Supplied records:
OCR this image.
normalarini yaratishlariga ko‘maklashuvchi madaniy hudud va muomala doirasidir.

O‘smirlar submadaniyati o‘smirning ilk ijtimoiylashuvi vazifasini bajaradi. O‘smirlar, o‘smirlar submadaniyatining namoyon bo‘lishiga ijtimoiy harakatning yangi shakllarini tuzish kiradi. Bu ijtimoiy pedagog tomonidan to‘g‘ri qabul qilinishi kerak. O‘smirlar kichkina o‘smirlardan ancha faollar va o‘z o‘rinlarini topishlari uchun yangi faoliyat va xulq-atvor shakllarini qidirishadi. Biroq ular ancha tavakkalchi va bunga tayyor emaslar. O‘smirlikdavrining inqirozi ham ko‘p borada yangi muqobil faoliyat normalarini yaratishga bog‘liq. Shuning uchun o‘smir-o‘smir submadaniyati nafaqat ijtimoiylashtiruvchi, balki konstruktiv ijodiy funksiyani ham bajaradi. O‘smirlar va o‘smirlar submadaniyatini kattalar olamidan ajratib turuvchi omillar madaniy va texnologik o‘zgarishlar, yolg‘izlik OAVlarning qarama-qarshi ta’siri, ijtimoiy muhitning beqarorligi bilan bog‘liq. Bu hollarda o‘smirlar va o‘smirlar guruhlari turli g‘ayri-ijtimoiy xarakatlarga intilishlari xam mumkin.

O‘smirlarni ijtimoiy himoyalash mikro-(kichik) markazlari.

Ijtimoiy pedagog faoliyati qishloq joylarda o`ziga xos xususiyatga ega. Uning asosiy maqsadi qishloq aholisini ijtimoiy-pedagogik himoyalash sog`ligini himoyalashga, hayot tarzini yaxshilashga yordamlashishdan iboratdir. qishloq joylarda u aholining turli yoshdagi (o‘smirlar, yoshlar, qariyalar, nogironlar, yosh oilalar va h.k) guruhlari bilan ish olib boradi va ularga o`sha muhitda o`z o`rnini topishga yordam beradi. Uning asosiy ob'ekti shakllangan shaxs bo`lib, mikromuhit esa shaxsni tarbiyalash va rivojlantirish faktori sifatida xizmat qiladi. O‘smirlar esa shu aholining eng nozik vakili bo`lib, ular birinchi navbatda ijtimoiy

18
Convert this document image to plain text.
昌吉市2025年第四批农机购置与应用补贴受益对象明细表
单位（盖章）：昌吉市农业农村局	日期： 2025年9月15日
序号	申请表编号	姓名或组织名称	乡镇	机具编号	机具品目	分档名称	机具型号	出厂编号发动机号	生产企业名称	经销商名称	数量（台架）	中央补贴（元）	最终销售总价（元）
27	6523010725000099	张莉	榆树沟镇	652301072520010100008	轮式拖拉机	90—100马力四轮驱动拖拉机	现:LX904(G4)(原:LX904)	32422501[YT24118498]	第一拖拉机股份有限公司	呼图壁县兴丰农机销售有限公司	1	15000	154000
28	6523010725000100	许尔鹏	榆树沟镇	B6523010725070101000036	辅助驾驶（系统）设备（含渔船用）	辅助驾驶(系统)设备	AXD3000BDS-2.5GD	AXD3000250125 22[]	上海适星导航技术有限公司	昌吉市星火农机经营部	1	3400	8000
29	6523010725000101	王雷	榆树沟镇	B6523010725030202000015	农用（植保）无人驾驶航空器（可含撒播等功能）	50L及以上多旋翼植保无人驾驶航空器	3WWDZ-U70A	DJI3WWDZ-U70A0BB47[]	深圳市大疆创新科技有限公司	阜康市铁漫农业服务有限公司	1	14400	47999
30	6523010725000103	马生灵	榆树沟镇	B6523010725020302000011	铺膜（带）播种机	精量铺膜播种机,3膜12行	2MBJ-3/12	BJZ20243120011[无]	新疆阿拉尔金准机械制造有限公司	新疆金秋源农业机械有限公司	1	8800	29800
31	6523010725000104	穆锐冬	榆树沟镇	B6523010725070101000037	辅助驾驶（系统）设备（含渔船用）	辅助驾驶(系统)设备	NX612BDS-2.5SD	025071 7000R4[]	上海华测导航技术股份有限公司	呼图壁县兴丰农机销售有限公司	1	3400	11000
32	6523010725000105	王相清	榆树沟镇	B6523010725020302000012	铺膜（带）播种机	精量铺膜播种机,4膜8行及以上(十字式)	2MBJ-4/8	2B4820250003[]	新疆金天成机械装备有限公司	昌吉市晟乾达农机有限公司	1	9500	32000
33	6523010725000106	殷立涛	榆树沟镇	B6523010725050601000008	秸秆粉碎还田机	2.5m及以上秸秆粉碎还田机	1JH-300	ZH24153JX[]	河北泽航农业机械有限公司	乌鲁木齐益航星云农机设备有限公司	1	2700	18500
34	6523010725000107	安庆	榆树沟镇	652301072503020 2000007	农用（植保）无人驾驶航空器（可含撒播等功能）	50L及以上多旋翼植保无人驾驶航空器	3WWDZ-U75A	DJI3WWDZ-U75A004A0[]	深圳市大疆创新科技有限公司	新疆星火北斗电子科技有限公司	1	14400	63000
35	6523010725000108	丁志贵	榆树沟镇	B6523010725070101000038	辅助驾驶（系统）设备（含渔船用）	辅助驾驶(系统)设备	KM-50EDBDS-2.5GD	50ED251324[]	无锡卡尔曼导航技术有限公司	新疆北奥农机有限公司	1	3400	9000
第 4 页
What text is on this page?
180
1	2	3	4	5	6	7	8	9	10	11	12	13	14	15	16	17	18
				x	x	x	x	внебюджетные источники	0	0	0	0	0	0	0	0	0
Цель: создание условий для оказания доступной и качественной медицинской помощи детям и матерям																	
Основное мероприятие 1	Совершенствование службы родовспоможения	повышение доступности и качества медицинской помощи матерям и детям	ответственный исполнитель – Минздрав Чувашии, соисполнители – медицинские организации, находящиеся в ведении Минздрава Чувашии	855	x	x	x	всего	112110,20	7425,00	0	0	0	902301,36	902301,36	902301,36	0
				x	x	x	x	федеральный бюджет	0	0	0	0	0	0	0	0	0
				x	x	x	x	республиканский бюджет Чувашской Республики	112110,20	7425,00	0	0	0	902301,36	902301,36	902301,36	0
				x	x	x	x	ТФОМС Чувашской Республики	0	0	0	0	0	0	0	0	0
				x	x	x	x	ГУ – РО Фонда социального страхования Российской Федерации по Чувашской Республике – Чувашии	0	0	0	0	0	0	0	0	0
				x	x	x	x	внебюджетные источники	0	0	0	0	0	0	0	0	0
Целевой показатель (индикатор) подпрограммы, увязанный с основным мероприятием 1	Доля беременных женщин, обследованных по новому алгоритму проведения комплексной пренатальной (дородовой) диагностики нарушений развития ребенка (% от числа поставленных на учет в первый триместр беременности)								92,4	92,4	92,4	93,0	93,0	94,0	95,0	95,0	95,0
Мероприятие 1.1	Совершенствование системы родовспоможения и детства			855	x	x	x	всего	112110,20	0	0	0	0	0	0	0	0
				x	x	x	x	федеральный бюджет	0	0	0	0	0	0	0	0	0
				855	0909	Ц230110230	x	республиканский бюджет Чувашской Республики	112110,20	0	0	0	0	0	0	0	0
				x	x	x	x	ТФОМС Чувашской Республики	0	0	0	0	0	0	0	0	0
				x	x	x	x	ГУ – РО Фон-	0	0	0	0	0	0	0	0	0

Stated problem:
Copy all the records above precisely.

Response for this exercise:
OCR this image.
normalarini yaratishlariga ko‘maklashuvchi madaniy hudud va muomala doirasidir.

O‘smirlar submadaniyati o‘smirning ilk ijtimoiylashuvi vazifasini bajaradi. O‘smirlar, o‘smirlar submadaniyatining namoyon bo‘lishiga ijtimoiy harakatning yangi shakllarini tuzish kiradi. Bu ijtimoiy pedagog tomonidan to‘g‘ri qabul qilinishi kerak. O‘smirlar kichkina o‘smirlardan ancha faollar va o‘z o‘rinlarini topishlari uchun yangi faoliyat va xulq-atvor shakllarini qidirishadi. Biroq ular ancha tavakkalchi va bunga tayyor emaslar. O‘smirlikdavrining inqirozi ham ko‘p borada yangi muqobil faoliyat normalarini yaratishga bog‘liq. Shuning uchun o‘smir-o‘smir submadaniyati nafaqat ijtimoiylashtiruvchi, balki konstruktiv ijodiy funksiyani ham bajaradi. O‘smirlar va o‘smirlar submadaniyatini kattalar olamidan ajratib turuvchi omillar madaniy va texnologik o‘zgarishlar, yolg‘izlik OAVlarning qarama-qarshi ta’siri, ijtimoiy muhitning beqarorligi bilan bog‘liq. Bu hollarda o‘smirlar va o‘smirlar guruhlari turli g‘ayri-ijtimoiy xarakatlarga intilishlari xam mumkin.

O‘smirlarni ijtimoiy himoyalash mikro-(kichik) markazlari.

Ijtimoiy pedagog faoliyati qishloq joylarda o`ziga xos xususiyatga ega. Uning asosiy maqsadi qishloq aholisini ijtimoiy-pedagogik himoyalash sog`ligini himoyalashga, hayot tarzini yaxshilashga yordamlashishdan iboratdir. qishloq joylarda u aholining turli yoshdagi (o‘smirlar, yoshlar, qariyalar, nogironlar, yosh oilalar va h.k) guruhlari bilan ish olib boradi va ularga o`sha muhitda o`z o`rnini topishga yordam beradi. Uning asosiy ob'ekti shakllangan shaxs bo`lib, mikromuhit esa shaxsni tarbiyalash va rivojlantirish faktori sifatida xizmat qiladi. O‘smirlar esa shu aholining eng nozik vakili bo`lib, ular birinchi navbatda ijtimoiy

18
Convert this document image to plain text.
昌吉市2025年第四批农机购置与应用补贴受益对象明细表
单位（盖章）：昌吉市农业农村局	日期： 2025年9月15日
序号	申请表编号	姓名或组织名称	乡镇	机具编号	机具品目	分档名称	机具型号	出厂编号发动机号	生产企业名称	经销商名称	数量（台架）	中央补贴（元）	最终销售总价（元）
27	6523010725000099	张莉	榆树沟镇	652301072520010100008	轮式拖拉机	90—100马力四轮驱动拖拉机	现:LX904(G4)(原:LX904)	32422501[YT24118498]	第一拖拉机股份有限公司	呼图壁县兴丰农机销售有限公司	1	15000	154000
28	6523010725000100	许尔鹏	榆树沟镇	B6523010725070101000036	辅助驾驶（系统）设备（含渔船用）	辅助驾驶(系统)设备	AXD3000BDS-2.5GD	AXD3000250125 22[]	上海适星导航技术有限公司	昌吉市星火农机经营部	1	3400	8000
29	6523010725000101	王雷	榆树沟镇	B6523010725030202000015	农用（植保）无人驾驶航空器（可含撒播等功能）	50L及以上多旋翼植保无人驾驶航空器	3WWDZ-U70A	DJI3WWDZ-U70A0BB47[]	深圳市大疆创新科技有限公司	阜康市铁漫农业服务有限公司	1	14400	47999
30	6523010725000103	马生灵	榆树沟镇	B6523010725020302000011	铺膜（带）播种机	精量铺膜播种机,3膜12行	2MBJ-3/12	BJZ20243120011[无]	新疆阿拉尔金准机械制造有限公司	新疆金秋源农业机械有限公司	1	8800	29800
31	6523010725000104	穆锐冬	榆树沟镇	B6523010725070101000037	辅助驾驶（系统）设备（含渔船用）	辅助驾驶(系统)设备	NX612BDS-2.5SD	025071 7000R4[]	上海华测导航技术股份有限公司	呼图壁县兴丰农机销售有限公司	1	3400	11000
32	6523010725000105	王相清	榆树沟镇	B6523010725020302000012	铺膜（带）播种机	精量铺膜播种机,4膜8行及以上(十字式)	2MBJ-4/8	2B4820250003[]	新疆金天成机械装备有限公司	昌吉市晟乾达农机有限公司	1	9500	32000
33	6523010725000106	殷立涛	榆树沟镇	B6523010725050601000008	秸秆粉碎还田机	2.5m及以上秸秆粉碎还田机	1JH-300	ZH24153JX[]	河北泽航农业机械有限公司	乌鲁木齐益航星云农机设备有限公司	1	2700	18500
34	6523010725000107	安庆	榆树沟镇	652301072503020 2000007	农用（植保）无人驾驶航空器（可含撒播等功能）	50L及以上多旋翼植保无人驾驶航空器	3WWDZ-U75A	DJI3WWDZ-U75A004A0[]	深圳市大疆创新科技有限公司	新疆星火北斗电子科技有限公司	1	14400	63000
35	6523010725000108	丁志贵	榆树沟镇	B6523010725070101000038	辅助驾驶（系统）设备（含渔船用）	辅助驾驶(系统)设备	KM-50EDBDS-2.5GD	50ED251324[]	无锡卡尔曼导航技术有限公司	新疆北奥农机有限公司	1	3400	9000
第 4 页
What text is on this page?
180
1	2	3	4	5	6	7	8	9	10	11	12	13	14	15	16	17	18
				x	x	x	x	внебюджетные источники	0	0	0	0	0	0	0	0	0
Цель: создание условий для оказания доступной и качественной медицинской помощи детям и матерям																	
Основное мероприятие 1	Совершенствование службы родовспоможения	повышение доступности и качества медицинской помощи матерям и детям	ответственный исполнитель – Минздрав Чувашии, соисполнители – медицинские организации, находящиеся в ведении Минздрава Чувашии	855	x	x	x	всего	112110,20	7425,00	0	0	0	902301,36	902301,36	902301,36	0
				x	x	x	x	федеральный бюджет	0	0	0	0	0	0	0	0	0
				x	x	x	x	республиканский бюджет Чувашской Республики	112110,20	7425,00	0	0	0	902301,36	902301,36	902301,36	0
				x	x	x	x	ТФОМС Чувашской Республики	0	0	0	0	0	0	0	0	0
				x	x	x	x	ГУ – РО Фонда социального страхования Российской Федерации по Чувашской Республике – Чувашии	0	0	0	0	0	0	0	0	0
				x	x	x	x	внебюджетные источники	0	0	0	0	0	0	0	0	0
Целевой показатель (индикатор) подпрограммы, увязанный с основным мероприятием 1	Доля беременных женщин, обследованных по новому алгоритму проведения комплексной пренатальной (дородовой) диагностики нарушений развития ребенка (% от числа поставленных на учет в первый триместр беременности)								92,4	92,4	92,4	93,0	93,0	94,0	95,0	95,0	95,0
Мероприятие 1.1	Совершенствование системы родовспоможения и детства			855	x	x	x	всего	112110,20	0	0	0	0	0	0	0	0
				x	x	x	x	федеральный бюджет	0	0	0	0	0	0	0	0	0
				855	0909	Ц230110230	x	республиканский бюджет Чувашской Республики	112110,20	0	0	0	0	0	0	0	0
				x	x	x	x	ТФОМС Чувашской Республики	0	0	0	0	0	0	0	0	0
				x	x	x	x	ГУ – РО Фон-	0	0	0	0	0	0	0	0	0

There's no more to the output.